> [Your objective]:
Extract from the listing each line in which the word "pour" appears.

+++++

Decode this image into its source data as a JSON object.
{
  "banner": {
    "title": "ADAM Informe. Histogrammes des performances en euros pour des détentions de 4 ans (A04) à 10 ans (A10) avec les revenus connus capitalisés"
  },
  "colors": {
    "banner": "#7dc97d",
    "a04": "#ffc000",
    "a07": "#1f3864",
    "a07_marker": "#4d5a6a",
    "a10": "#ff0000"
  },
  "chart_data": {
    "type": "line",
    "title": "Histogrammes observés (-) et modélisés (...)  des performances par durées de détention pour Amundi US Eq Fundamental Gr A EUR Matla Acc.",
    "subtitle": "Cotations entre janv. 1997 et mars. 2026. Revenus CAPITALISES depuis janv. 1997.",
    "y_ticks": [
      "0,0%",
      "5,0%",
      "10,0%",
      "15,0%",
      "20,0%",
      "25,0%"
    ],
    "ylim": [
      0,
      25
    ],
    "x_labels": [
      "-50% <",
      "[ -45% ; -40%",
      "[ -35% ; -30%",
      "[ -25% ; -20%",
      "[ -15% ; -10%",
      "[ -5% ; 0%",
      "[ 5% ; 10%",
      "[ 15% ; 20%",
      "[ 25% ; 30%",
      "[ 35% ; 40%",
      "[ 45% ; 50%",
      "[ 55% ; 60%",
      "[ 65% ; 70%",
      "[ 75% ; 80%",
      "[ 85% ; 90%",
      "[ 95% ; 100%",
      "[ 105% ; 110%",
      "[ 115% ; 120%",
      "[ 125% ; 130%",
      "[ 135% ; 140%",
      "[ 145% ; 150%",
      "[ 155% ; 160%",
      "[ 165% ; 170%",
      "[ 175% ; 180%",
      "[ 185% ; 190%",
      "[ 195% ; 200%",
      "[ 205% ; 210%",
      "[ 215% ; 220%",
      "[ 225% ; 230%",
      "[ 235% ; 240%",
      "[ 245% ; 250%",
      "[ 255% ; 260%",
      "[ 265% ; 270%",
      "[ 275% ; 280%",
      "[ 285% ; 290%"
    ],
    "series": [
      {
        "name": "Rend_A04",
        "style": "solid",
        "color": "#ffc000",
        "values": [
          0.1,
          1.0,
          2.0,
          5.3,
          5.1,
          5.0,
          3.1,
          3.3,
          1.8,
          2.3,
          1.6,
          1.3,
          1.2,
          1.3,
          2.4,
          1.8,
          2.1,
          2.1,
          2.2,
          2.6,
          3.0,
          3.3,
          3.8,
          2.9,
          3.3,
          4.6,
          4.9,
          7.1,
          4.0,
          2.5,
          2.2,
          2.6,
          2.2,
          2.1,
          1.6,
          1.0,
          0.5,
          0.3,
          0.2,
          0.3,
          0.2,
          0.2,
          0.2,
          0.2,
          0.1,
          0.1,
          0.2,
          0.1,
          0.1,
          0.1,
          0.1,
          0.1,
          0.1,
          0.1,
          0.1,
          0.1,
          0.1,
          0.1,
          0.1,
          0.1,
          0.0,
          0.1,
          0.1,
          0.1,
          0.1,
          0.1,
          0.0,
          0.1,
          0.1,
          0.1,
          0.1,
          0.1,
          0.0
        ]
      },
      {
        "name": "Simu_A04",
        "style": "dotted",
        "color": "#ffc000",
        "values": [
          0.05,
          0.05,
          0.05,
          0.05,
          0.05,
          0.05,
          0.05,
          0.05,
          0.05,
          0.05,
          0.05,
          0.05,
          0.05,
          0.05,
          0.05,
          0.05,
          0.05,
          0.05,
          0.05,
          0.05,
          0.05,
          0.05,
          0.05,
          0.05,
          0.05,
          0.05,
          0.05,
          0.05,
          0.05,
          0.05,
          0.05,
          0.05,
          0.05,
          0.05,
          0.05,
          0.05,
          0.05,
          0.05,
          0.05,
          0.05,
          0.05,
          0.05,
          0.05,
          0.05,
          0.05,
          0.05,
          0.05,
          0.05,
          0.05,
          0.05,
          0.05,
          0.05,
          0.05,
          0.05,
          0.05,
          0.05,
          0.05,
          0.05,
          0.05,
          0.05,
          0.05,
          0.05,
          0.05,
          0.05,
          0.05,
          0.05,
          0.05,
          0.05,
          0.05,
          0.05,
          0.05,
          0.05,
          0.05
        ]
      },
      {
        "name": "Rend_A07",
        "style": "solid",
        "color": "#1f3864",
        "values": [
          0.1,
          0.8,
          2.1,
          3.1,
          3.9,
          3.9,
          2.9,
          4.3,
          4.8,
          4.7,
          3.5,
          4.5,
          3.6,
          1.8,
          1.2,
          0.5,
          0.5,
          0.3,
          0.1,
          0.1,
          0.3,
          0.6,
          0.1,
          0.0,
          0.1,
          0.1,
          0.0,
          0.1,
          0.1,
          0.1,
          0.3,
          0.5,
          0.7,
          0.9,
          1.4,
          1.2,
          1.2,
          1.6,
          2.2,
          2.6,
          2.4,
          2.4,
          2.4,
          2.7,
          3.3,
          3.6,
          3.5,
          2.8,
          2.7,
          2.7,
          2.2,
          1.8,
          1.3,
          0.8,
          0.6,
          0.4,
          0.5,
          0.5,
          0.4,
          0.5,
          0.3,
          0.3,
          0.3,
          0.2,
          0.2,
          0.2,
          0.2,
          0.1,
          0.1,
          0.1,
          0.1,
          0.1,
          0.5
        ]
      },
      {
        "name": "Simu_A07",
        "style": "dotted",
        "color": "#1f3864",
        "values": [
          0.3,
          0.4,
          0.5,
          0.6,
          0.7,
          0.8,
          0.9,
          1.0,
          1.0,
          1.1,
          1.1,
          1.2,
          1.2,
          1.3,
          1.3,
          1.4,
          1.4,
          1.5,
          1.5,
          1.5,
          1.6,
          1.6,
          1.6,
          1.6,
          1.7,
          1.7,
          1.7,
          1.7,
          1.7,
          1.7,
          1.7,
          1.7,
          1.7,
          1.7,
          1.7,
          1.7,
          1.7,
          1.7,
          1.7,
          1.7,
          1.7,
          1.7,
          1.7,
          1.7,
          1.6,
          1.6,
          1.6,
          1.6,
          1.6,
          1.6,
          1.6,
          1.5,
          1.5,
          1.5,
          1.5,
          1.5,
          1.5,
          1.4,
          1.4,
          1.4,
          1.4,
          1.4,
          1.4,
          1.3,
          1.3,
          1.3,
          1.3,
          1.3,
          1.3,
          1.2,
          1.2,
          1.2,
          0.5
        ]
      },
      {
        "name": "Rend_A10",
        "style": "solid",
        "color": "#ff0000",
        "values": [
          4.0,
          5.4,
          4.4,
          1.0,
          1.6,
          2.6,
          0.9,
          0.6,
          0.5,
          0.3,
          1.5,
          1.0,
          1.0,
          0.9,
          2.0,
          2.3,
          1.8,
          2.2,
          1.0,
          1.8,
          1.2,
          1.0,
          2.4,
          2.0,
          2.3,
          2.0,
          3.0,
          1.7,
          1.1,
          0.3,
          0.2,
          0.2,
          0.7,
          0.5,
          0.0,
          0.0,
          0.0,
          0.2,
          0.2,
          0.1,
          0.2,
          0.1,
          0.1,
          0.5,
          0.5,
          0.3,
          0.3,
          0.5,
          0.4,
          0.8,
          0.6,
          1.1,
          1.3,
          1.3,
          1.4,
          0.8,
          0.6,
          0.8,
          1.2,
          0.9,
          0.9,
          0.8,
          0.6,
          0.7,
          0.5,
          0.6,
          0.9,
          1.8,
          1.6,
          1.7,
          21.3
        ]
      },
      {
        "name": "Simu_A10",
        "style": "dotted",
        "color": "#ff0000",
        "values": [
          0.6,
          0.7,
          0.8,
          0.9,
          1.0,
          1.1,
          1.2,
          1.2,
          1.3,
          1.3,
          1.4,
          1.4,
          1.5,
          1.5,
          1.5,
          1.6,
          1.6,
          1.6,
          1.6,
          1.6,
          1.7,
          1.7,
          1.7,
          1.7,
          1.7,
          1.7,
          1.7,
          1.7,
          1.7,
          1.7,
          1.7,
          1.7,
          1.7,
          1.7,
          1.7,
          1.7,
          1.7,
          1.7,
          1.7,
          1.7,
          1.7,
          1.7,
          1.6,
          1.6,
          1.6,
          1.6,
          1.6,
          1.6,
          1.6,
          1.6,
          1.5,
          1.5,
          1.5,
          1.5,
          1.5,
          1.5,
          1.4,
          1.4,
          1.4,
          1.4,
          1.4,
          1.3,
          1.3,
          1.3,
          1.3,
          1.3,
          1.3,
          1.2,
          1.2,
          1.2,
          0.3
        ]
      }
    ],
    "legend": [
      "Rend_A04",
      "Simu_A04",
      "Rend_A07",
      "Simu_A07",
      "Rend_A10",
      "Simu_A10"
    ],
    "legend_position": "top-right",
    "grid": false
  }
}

+++++

> [Output of the exercise]:
    "title": "ADAM Informe. Histogrammes des performances en euros pour des détentions de 4 ans (A04) à 10 ans (A10) avec les revenus connus capitalisés"
    "title": "Histogrammes observés (-) et modélisés (...)  des performances par durées de détention pour Amundi US Eq Fundamental Gr A EUR Matla Acc.",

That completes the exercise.